··· Listing

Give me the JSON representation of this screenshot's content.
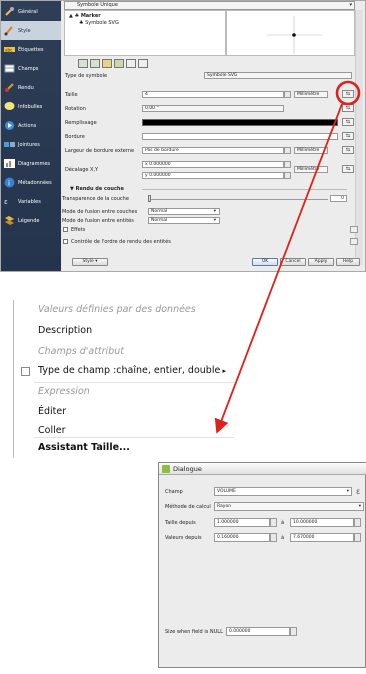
{
  "qgis": {
    "sidebar": [
      {
        "label": "Général",
        "icon": "wrench-icon"
      },
      {
        "label": "Style",
        "icon": "paintbrush-icon"
      },
      {
        "label": "Étiquettes",
        "icon": "labels-icon"
      },
      {
        "label": "Champs",
        "icon": "fields-icon"
      },
      {
        "label": "Rendu",
        "icon": "rendering-icon"
      },
      {
        "label": "Infobulles",
        "icon": "tooltip-icon"
      },
      {
        "label": "Actions",
        "icon": "actions-icon"
      },
      {
        "label": "Jointures",
        "icon": "joins-icon"
      },
      {
        "label": "Diagrammes",
        "icon": "diagram-icon"
      },
      {
        "label": "Métadonnées",
        "icon": "info-icon"
      },
      {
        "label": "Variables",
        "icon": "variables-icon"
      },
      {
        "label": "Légende",
        "icon": "legend-icon"
      }
    ],
    "renderer": "Symbole Unique",
    "tree": {
      "root": "Marker",
      "child": "Symbole SVG"
    },
    "symbol_type_label": "Type de symbole",
    "symbol_type_value": "Symbole SVG",
    "taille_label": "Taille",
    "taille_value": "4",
    "unit_millimetre": "Millimètre",
    "rotation_label": "Rotation",
    "rotation_value": "0.00 °",
    "remplissage_label": "Remplissage",
    "bordure_label": "Bordure",
    "largeur_label": "Largeur de bordure externe",
    "largeur_value": "Pas de bordure",
    "decalage_label": "Décalage X,Y",
    "decalage_x": "x 0.000000",
    "decalage_y": "y 0.000000",
    "section_title": "Rendu de couche",
    "transparence_label": "Transparence de la couche",
    "transparence_value": "0",
    "fusion_couches_label": "Mode de fusion entre couches",
    "fusion_entites_label": "Mode de fusion entre entités",
    "normal": "Normal",
    "effets_label": "Effets",
    "controle_label": "Contrôle de l'ordre de rendu des entités",
    "style_btn": "Style",
    "ok_btn": "OK",
    "cancel_btn": "Cancel",
    "apply_btn": "Apply",
    "help_btn": "Help"
  },
  "menu": {
    "valeurs": "Valeurs définies par des données",
    "description": "Description",
    "champs": "Champs d'attribut",
    "type_champ": "Type de champ :chaîne, entier, double",
    "expression": "Expression",
    "editer": "Éditer",
    "coller": "Coller",
    "assistant": "Assistant Taille..."
  },
  "dialog": {
    "title": "Dialogue",
    "champ_label": "Champ",
    "champ_value": "VOLUME",
    "epsilon": "ε",
    "methode_label": "Méthode de calcul",
    "methode_value": "Rayon",
    "taille_label": "Taille depuis",
    "taille_from": "1.000000",
    "a": "à",
    "taille_to": "10.000000",
    "valeurs_label": "Valeurs depuis",
    "valeurs_from": "0.160000",
    "valeurs_to": "7.670000",
    "null_label": "Size when field is NULL",
    "null_value": "0.000000"
  },
  "colors": {
    "highlight": "#e0201a",
    "sidebar": "#2e3e56"
  }
}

······

▸ **What is asked**:
Gather each line in these records that contains the string "entre".

▸ **Solution to this exercise**:
    "fusion_couches_label": "Mode de fusion entre couches",
    "fusion_entites_label": "Mode de fusion entre entités",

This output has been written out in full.